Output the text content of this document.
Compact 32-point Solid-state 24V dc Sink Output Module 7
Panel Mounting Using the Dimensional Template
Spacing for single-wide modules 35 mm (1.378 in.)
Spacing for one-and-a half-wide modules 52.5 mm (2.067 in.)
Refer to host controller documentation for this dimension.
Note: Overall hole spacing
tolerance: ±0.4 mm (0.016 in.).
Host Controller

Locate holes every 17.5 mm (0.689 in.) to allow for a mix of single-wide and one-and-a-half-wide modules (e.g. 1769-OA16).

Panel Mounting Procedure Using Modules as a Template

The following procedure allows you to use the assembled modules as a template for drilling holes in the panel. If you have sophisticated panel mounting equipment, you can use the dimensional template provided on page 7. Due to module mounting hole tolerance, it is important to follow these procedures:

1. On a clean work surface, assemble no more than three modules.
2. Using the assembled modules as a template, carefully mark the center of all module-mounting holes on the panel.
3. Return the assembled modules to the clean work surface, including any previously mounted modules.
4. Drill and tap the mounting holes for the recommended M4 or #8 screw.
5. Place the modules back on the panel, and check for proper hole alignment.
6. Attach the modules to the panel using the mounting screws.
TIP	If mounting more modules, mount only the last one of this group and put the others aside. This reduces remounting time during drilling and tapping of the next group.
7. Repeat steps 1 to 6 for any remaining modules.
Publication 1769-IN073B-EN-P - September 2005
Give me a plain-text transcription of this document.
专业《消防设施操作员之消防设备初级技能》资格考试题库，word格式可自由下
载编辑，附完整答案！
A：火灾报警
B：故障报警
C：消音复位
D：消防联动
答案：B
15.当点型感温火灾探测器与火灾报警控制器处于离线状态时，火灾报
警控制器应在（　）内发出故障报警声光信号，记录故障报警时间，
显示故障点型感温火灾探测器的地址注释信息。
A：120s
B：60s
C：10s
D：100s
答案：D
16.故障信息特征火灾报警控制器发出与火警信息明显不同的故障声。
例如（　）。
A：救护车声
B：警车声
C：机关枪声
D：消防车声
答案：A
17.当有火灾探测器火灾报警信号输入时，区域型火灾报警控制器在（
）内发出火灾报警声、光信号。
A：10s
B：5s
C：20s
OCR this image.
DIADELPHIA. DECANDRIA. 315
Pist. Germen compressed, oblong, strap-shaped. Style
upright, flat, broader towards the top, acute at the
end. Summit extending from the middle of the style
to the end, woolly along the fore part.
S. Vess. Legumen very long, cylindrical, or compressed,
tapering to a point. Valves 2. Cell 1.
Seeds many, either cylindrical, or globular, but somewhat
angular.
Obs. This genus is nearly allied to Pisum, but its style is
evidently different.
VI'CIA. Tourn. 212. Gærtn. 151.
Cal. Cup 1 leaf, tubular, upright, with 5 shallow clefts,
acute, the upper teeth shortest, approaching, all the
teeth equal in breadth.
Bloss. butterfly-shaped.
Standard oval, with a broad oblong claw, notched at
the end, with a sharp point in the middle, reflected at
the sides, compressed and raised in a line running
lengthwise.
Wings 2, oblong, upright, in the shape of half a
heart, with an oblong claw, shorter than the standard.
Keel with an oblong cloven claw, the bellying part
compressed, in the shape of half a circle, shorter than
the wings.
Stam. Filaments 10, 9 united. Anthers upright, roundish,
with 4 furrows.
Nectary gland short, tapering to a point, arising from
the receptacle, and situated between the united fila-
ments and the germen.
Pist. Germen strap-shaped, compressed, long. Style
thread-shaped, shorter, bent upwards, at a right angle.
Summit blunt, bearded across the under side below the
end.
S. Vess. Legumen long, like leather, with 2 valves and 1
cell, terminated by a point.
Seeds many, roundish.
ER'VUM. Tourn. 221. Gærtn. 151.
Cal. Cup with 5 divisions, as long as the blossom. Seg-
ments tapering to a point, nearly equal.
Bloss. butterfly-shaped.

::::::

__REQUIRED WORK__
Please repeat the material above, word for word and in full.

__EXERCISE RESULT__
Output the text content of this document.
Compact 32-point Solid-state 24V dc Sink Output Module 7
Panel Mounting Using the Dimensional Template
Spacing for single-wide modules 35 mm (1.378 in.)
Spacing for one-and-a half-wide modules 52.5 mm (2.067 in.)
Refer to host controller documentation for this dimension.
Note: Overall hole spacing
tolerance: ±0.4 mm (0.016 in.).
Host Controller

Locate holes every 17.5 mm (0.689 in.) to allow for a mix of single-wide and one-and-a-half-wide modules (e.g. 1769-OA16).

Panel Mounting Procedure Using Modules as a Template

The following procedure allows you to use the assembled modules as a template for drilling holes in the panel. If you have sophisticated panel mounting equipment, you can use the dimensional template provided on page 7. Due to module mounting hole tolerance, it is important to follow these procedures:

1. On a clean work surface, assemble no more than three modules.
2. Using the assembled modules as a template, carefully mark the center of all module-mounting holes on the panel.
3. Return the assembled modules to the clean work surface, including any previously mounted modules.
4. Drill and tap the mounting holes for the recommended M4 or #8 screw.
5. Place the modules back on the panel, and check for proper hole alignment.
6. Attach the modules to the panel using the mounting screws.
TIP	If mounting more modules, mount only the last one of this group and put the others aside. This reduces remounting time during drilling and tapping of the next group.
7. Repeat steps 1 to 6 for any remaining modules.
Publication 1769-IN073B-EN-P - September 2005
Give me a plain-text transcription of this document.
专业《消防设施操作员之消防设备初级技能》资格考试题库，word格式可自由下
载编辑，附完整答案！
A：火灾报警
B：故障报警
C：消音复位
D：消防联动
答案：B
15.当点型感温火灾探测器与火灾报警控制器处于离线状态时，火灾报
警控制器应在（　）内发出故障报警声光信号，记录故障报警时间，
显示故障点型感温火灾探测器的地址注释信息。
A：120s
B：60s
C：10s
D：100s
答案：D
16.故障信息特征火灾报警控制器发出与火警信息明显不同的故障声。
例如（　）。
A：救护车声
B：警车声
C：机关枪声
D：消防车声
答案：A
17.当有火灾探测器火灾报警信号输入时，区域型火灾报警控制器在（
）内发出火灾报警声、光信号。
A：10s
B：5s
C：20s
OCR this image.
DIADELPHIA. DECANDRIA. 315
Pist. Germen compressed, oblong, strap-shaped. Style
upright, flat, broader towards the top, acute at the
end. Summit extending from the middle of the style
to the end, woolly along the fore part.
S. Vess. Legumen very long, cylindrical, or compressed,
tapering to a point. Valves 2. Cell 1.
Seeds many, either cylindrical, or globular, but somewhat
angular.
Obs. This genus is nearly allied to Pisum, but its style is
evidently different.
VI'CIA. Tourn. 212. Gærtn. 151.
Cal. Cup 1 leaf, tubular, upright, with 5 shallow clefts,
acute, the upper teeth shortest, approaching, all the
teeth equal in breadth.
Bloss. butterfly-shaped.
Standard oval, with a broad oblong claw, notched at
the end, with a sharp point in the middle, reflected at
the sides, compressed and raised in a line running
lengthwise.
Wings 2, oblong, upright, in the shape of half a
heart, with an oblong claw, shorter than the standard.
Keel with an oblong cloven claw, the bellying part
compressed, in the shape of half a circle, shorter than
the wings.
Stam. Filaments 10, 9 united. Anthers upright, roundish,
with 4 furrows.
Nectary gland short, tapering to a point, arising from
the receptacle, and situated between the united fila-
ments and the germen.
Pist. Germen strap-shaped, compressed, long. Style
thread-shaped, shorter, bent upwards, at a right angle.
Summit blunt, bearded across the under side below the
end.
S. Vess. Legumen long, like leather, with 2 valves and 1
cell, terminated by a point.
Seeds many, roundish.
ER'VUM. Tourn. 221. Gærtn. 151.
Cal. Cup with 5 divisions, as long as the blossom. Seg-
ments tapering to a point, nearly equal.
Bloss. butterfly-shaped.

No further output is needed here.